> **What is being asked**
Please give the entries again in full and exactly, without any picture.

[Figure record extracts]
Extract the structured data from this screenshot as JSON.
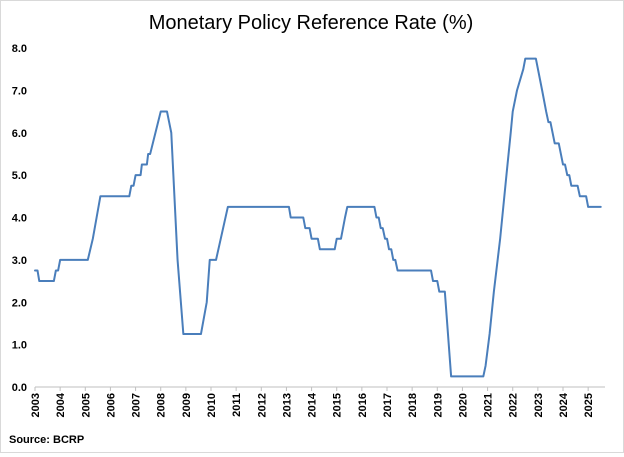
{
  "chart_data": {
    "type": "line",
    "title": "Monetary Policy Reference Rate (%)",
    "source": "Source:  BCRP",
    "xlabel": "",
    "ylabel": "",
    "xlim": [
      2003.0,
      2025.67
    ],
    "ylim": [
      0,
      8
    ],
    "y_ticks": [
      "0.0",
      "1.0",
      "2.0",
      "3.0",
      "4.0",
      "5.0",
      "6.0",
      "7.0",
      "8.0"
    ],
    "x_ticks": [
      "2003",
      "2004",
      "2005",
      "2006",
      "2007",
      "2008",
      "2009",
      "2010",
      "2011",
      "2012",
      "2013",
      "2014",
      "2015",
      "2016",
      "2017",
      "2018",
      "2019",
      "2020",
      "2021",
      "2022",
      "2023",
      "2024",
      "2025"
    ],
    "grid": false,
    "line_color": "#4a7ebb",
    "series": [
      {
        "name": "",
        "points": [
          [
            2003.0,
            2.75
          ],
          [
            2003.1,
            2.75
          ],
          [
            2003.17,
            2.5
          ],
          [
            2003.75,
            2.5
          ],
          [
            2003.83,
            2.75
          ],
          [
            2003.92,
            2.75
          ],
          [
            2004.0,
            3.0
          ],
          [
            2005.1,
            3.0
          ],
          [
            2005.3,
            3.5
          ],
          [
            2005.45,
            4.0
          ],
          [
            2005.6,
            4.5
          ],
          [
            2006.75,
            4.5
          ],
          [
            2006.83,
            4.75
          ],
          [
            2006.92,
            4.75
          ],
          [
            2007.0,
            5.0
          ],
          [
            2007.2,
            5.0
          ],
          [
            2007.25,
            5.25
          ],
          [
            2007.45,
            5.25
          ],
          [
            2007.5,
            5.5
          ],
          [
            2007.58,
            5.5
          ],
          [
            2008.0,
            6.5
          ],
          [
            2008.25,
            6.5
          ],
          [
            2008.42,
            6.0
          ],
          [
            2008.67,
            3.0
          ],
          [
            2008.9,
            1.25
          ],
          [
            2009.6,
            1.25
          ],
          [
            2009.83,
            2.0
          ],
          [
            2009.95,
            3.0
          ],
          [
            2010.2,
            3.0
          ],
          [
            2010.67,
            4.25
          ],
          [
            2013.1,
            4.25
          ],
          [
            2013.17,
            4.0
          ],
          [
            2013.67,
            4.0
          ],
          [
            2013.75,
            3.75
          ],
          [
            2013.92,
            3.75
          ],
          [
            2014.0,
            3.5
          ],
          [
            2014.25,
            3.5
          ],
          [
            2014.33,
            3.25
          ],
          [
            2014.92,
            3.25
          ],
          [
            2015.0,
            3.5
          ],
          [
            2015.17,
            3.5
          ],
          [
            2015.33,
            4.0
          ],
          [
            2015.42,
            4.25
          ],
          [
            2016.5,
            4.25
          ],
          [
            2016.58,
            4.0
          ],
          [
            2016.67,
            4.0
          ],
          [
            2016.75,
            3.75
          ],
          [
            2016.83,
            3.75
          ],
          [
            2016.92,
            3.5
          ],
          [
            2017.0,
            3.5
          ],
          [
            2017.08,
            3.25
          ],
          [
            2017.17,
            3.25
          ],
          [
            2017.25,
            3.0
          ],
          [
            2017.33,
            3.0
          ],
          [
            2017.42,
            2.75
          ],
          [
            2018.75,
            2.75
          ],
          [
            2018.83,
            2.5
          ],
          [
            2019.0,
            2.5
          ],
          [
            2019.08,
            2.25
          ],
          [
            2019.3,
            2.25
          ],
          [
            2019.55,
            0.25
          ],
          [
            2020.83,
            0.25
          ],
          [
            2020.92,
            0.5
          ],
          [
            2021.08,
            1.25
          ],
          [
            2021.25,
            2.25
          ],
          [
            2021.5,
            3.5
          ],
          [
            2021.75,
            5.0
          ],
          [
            2021.92,
            6.0
          ],
          [
            2022.0,
            6.5
          ],
          [
            2022.17,
            7.0
          ],
          [
            2022.42,
            7.5
          ],
          [
            2022.5,
            7.75
          ],
          [
            2022.92,
            7.75
          ],
          [
            2023.17,
            7.0
          ],
          [
            2023.33,
            6.5
          ],
          [
            2023.42,
            6.25
          ],
          [
            2023.5,
            6.25
          ],
          [
            2023.67,
            5.75
          ],
          [
            2023.83,
            5.75
          ],
          [
            2024.0,
            5.25
          ],
          [
            2024.08,
            5.25
          ],
          [
            2024.17,
            5.0
          ],
          [
            2024.25,
            5.0
          ],
          [
            2024.33,
            4.75
          ],
          [
            2024.58,
            4.75
          ],
          [
            2024.67,
            4.5
          ],
          [
            2024.92,
            4.5
          ],
          [
            2025.0,
            4.25
          ],
          [
            2025.5,
            4.25
          ]
        ]
      }
    ]
  }
}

> **Full solution**
Extract the structured data from this screenshot as JSON.
{
  "chart_data": {
    "type": "line",
    "title": "Monetary Policy Reference Rate (%)",
    "source": "Source:  BCRP",
    "xlabel": "",
    "ylabel": "",
    "xlim": [
      2003.0,
      2025.67
    ],
    "ylim": [
      0,
      8
    ],
    "y_ticks": [
      "0.0",
      "1.0",
      "2.0",
      "3.0",
      "4.0",
      "5.0",
      "6.0",
      "7.0",
      "8.0"
    ],
    "x_ticks": [
      "2003",
      "2004",
      "2005",
      "2006",
      "2007",
      "2008",
      "2009",
      "2010",
      "2011",
      "2012",
      "2013",
      "2014",
      "2015",
      "2016",
      "2017",
      "2018",
      "2019",
      "2020",
      "2021",
      "2022",
      "2023",
      "2024",
      "2025"
    ],
    "grid": false,
    "line_color": "#4a7ebb",
    "series": [
      {
        "name": "",
        "points": [
          [
            2003.0,
            2.75
          ],
          [
            2003.1,
            2.75
          ],
          [
            2003.17,
            2.5
          ],
          [
            2003.75,
            2.5
          ],
          [
            2003.83,
            2.75
          ],
          [
            2003.92,
            2.75
          ],
          [
            2004.0,
            3.0
          ],
          [
            2005.1,
            3.0
          ],
          [
            2005.3,
            3.5
          ],
          [
            2005.45,
            4.0
          ],
          [
            2005.6,
            4.5
          ],
          [
            2006.75,
            4.5
          ],
          [
            2006.83,
            4.75
          ],
          [
            2006.92,
            4.75
          ],
          [
            2007.0,
            5.0
          ],
          [
            2007.2,
            5.0
          ],
          [
            2007.25,
            5.25
          ],
          [
            2007.45,
            5.25
          ],
          [
            2007.5,
            5.5
          ],
          [
            2007.58,
            5.5
          ],
          [
            2008.0,
            6.5
          ],
          [
            2008.25,
            6.5
          ],
          [
            2008.42,
            6.0
          ],
          [
            2008.67,
            3.0
          ],
          [
            2008.9,
            1.25
          ],
          [
            2009.6,
            1.25
          ],
          [
            2009.83,
            2.0
          ],
          [
            2009.95,
            3.0
          ],
          [
            2010.2,
            3.0
          ],
          [
            2010.67,
            4.25
          ],
          [
            2013.1,
            4.25
          ],
          [
            2013.17,
            4.0
          ],
          [
            2013.67,
            4.0
          ],
          [
            2013.75,
            3.75
          ],
          [
            2013.92,
            3.75
          ],
          [
            2014.0,
            3.5
          ],
          [
            2014.25,
            3.5
          ],
          [
            2014.33,
            3.25
          ],
          [
            2014.92,
            3.25
          ],
          [
            2015.0,
            3.5
          ],
          [
            2015.17,
            3.5
          ],
          [
            2015.33,
            4.0
          ],
          [
            2015.42,
            4.25
          ],
          [
            2016.5,
            4.25
          ],
          [
            2016.58,
            4.0
          ],
          [
            2016.67,
            4.0
          ],
          [
            2016.75,
            3.75
          ],
          [
            2016.83,
            3.75
          ],
          [
            2016.92,
            3.5
          ],
          [
            2017.0,
            3.5
          ],
          [
            2017.08,
            3.25
          ],
          [
            2017.17,
            3.25
          ],
          [
            2017.25,
            3.0
          ],
          [
            2017.33,
            3.0
          ],
          [
            2017.42,
            2.75
          ],
          [
            2018.75,
            2.75
          ],
          [
            2018.83,
            2.5
          ],
          [
            2019.0,
            2.5
          ],
          [
            2019.08,
            2.25
          ],
          [
            2019.3,
            2.25
          ],
          [
            2019.55,
            0.25
          ],
          [
            2020.83,
            0.25
          ],
          [
            2020.92,
            0.5
          ],
          [
            2021.08,
            1.25
          ],
          [
            2021.25,
            2.25
          ],
          [
            2021.5,
            3.5
          ],
          [
            2021.75,
            5.0
          ],
          [
            2021.92,
            6.0
          ],
          [
            2022.0,
            6.5
          ],
          [
            2022.17,
            7.0
          ],
          [
            2022.42,
            7.5
          ],
          [
            2022.5,
            7.75
          ],
          [
            2022.92,
            7.75
          ],
          [
            2023.17,
            7.0
          ],
          [
            2023.33,
            6.5
          ],
          [
            2023.42,
            6.25
          ],
          [
            2023.5,
            6.25
          ],
          [
            2023.67,
            5.75
          ],
          [
            2023.83,
            5.75
          ],
          [
            2024.0,
            5.25
          ],
          [
            2024.08,
            5.25
          ],
          [
            2024.17,
            5.0
          ],
          [
            2024.25,
            5.0
          ],
          [
            2024.33,
            4.75
          ],
          [
            2024.58,
            4.75
          ],
          [
            2024.67,
            4.5
          ],
          [
            2024.92,
            4.5
          ],
          [
            2025.0,
            4.25
          ],
          [
            2025.5,
            4.25
          ]
        ]
      }
    ]
  }
}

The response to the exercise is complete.